I’m currently knee deep in post-production for a micro budget feature, and have made a point a point to regularly share some of my experiences, lessons, and stories as I continue to navigate the process of making this film. As some of you know, I recently put out some other articles documenting the feature – including this post about our camera setup, and this post about how we executed our moving car scenes.
That said, in this new series of articles: How To Make A Micro Budget Feature Film, I’ll be focusing on some of the top level fundamentals of making a film on this scale from end to end. The goal is to roll out multiple posts over the coming months that can serve as a foundation for anyone looking to develop, shoot, and finish a feature film, completely within their own means.
To kick things off, I want to start at the beginning of the process – Story Development & Writing – as this is the phase of the process that has the greatest potential to make or break any film, especially those that are executed within a limited scope.
Contrary to what many filmmakers believe, micro budget films actually offer some major creative advantages over higher budget productions – namely in the concept and story departments. While filmmakers often assume that a limited budget will equate to limited creative choices, in reality the opposite can be true. Sure, there are some undeniable limitations associated with making film without any real financial backing… Which means you probably aren’t going to be making a period piece or VFX spectacle, but that’s really only one side of the coin.
What’s arguably more important are the ways in which micro budget films allow us as filmmakers to have less restrictions on our work. A budgeted film may have the money and resources to shoot across more locations, integrate certain practical or visual effects, and so on… But that also comes with a caveat – there are more cooks in the kitchen. There are investors and other stakeholders who not only want to make their money back (which can mean less creative risk taking), but who also may want to have a say in the creative choices that you make during the development process. In other words, more money doesn’t mean more creative freedom – in most cases it means less.
What you may lack with regards to budget or resources, you can make up for ten fold in the story department. You have the unique ability to take huge risks with your story, characters, themes, and other major pillars of the screenplay that bigger budget projects simply aren’t able to. You can tackle subject matters that haven’t been explored yet, or experiment with unique creative approaches to the execution of your story that wouldn’t be possible on a larger scale film.
I’m not here to tell you how to write your story, but simply to point out that the micro-scale of your film can actually be a massive creative opportunity… So if there is only one lesson you take away from this article, it should be that you have the ability to tell a more original, and less expected story than many independent filmmakers with far more money behind their films.

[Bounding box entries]
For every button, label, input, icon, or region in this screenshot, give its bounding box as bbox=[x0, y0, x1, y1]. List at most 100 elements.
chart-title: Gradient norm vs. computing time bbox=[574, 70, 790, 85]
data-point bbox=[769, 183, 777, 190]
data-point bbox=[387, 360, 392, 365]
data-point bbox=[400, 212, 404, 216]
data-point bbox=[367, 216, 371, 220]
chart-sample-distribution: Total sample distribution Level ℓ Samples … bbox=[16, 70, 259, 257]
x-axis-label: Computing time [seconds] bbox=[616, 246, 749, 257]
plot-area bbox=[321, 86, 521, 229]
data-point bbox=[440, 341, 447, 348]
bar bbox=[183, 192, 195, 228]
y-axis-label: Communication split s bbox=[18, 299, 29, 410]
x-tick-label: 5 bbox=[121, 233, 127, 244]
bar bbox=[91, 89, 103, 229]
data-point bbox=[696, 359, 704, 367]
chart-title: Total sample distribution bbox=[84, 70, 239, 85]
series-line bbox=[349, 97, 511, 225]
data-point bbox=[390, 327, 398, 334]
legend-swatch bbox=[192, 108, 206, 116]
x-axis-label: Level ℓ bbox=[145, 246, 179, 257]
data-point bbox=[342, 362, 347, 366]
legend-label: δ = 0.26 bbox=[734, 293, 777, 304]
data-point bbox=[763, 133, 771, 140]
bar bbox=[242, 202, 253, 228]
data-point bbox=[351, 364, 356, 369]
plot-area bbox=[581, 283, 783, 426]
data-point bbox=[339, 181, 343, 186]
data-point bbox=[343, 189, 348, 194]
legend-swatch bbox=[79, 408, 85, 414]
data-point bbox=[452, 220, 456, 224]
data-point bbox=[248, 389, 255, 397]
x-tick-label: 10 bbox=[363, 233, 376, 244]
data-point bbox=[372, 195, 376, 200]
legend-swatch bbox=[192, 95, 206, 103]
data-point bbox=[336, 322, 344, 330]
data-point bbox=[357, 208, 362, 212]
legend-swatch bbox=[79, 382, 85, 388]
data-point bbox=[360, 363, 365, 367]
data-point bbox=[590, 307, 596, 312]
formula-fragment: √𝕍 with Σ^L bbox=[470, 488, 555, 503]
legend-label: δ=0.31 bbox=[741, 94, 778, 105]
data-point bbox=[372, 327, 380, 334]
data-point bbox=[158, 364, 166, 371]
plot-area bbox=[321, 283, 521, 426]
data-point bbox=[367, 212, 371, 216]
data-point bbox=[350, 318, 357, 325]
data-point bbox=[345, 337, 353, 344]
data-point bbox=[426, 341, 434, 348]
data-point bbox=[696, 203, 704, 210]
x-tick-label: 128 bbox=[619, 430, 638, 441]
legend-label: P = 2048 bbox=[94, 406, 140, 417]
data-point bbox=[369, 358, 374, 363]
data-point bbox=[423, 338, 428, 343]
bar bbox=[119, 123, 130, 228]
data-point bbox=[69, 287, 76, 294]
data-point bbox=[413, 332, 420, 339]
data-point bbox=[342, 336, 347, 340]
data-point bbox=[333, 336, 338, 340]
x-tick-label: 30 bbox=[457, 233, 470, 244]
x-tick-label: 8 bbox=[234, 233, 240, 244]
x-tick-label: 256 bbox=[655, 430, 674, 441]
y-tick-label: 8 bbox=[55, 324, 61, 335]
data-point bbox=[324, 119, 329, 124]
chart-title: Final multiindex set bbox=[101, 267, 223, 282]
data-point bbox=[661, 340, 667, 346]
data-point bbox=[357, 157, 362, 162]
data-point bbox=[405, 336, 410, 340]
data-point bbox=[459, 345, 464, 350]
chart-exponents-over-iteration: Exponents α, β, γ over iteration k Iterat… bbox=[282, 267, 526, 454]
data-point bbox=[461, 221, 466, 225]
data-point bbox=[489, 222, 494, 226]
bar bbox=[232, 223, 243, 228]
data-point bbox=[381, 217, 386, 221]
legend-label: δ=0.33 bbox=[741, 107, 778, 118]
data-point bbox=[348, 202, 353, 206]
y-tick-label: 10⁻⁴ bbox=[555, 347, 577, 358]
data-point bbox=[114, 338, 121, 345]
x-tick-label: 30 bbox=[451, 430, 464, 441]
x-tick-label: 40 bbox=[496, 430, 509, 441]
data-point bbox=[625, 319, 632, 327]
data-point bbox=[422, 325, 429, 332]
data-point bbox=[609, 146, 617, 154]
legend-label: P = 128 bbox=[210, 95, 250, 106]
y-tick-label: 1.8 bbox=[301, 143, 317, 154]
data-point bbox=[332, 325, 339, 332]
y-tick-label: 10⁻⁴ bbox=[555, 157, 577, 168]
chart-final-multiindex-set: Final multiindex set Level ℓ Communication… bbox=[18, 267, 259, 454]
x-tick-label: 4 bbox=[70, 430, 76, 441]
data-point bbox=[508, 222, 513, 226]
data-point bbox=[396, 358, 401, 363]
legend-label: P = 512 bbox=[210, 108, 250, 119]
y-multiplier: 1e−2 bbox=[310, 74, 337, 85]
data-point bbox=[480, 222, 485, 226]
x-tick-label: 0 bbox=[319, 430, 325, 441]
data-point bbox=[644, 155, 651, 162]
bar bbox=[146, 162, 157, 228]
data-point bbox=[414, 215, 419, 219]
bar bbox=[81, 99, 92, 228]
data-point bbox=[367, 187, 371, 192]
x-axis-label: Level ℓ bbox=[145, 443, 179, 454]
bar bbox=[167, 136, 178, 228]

→ **What the task asks**
Please answer these questions about the micro budget film article, one per line and numbered the same way:
1. Which phase of filmmaking does the new series start with?
2. What two kinds of film does the article say you probably won't be making without real financial backing?
3. In most cases, what does more money mean for creative freedom?
Nothing in the rows is needed here.

→ **Response for this exercise**
1. Story Development & Writing
2. A period piece or a VFX spectacle
3. Less creative freedom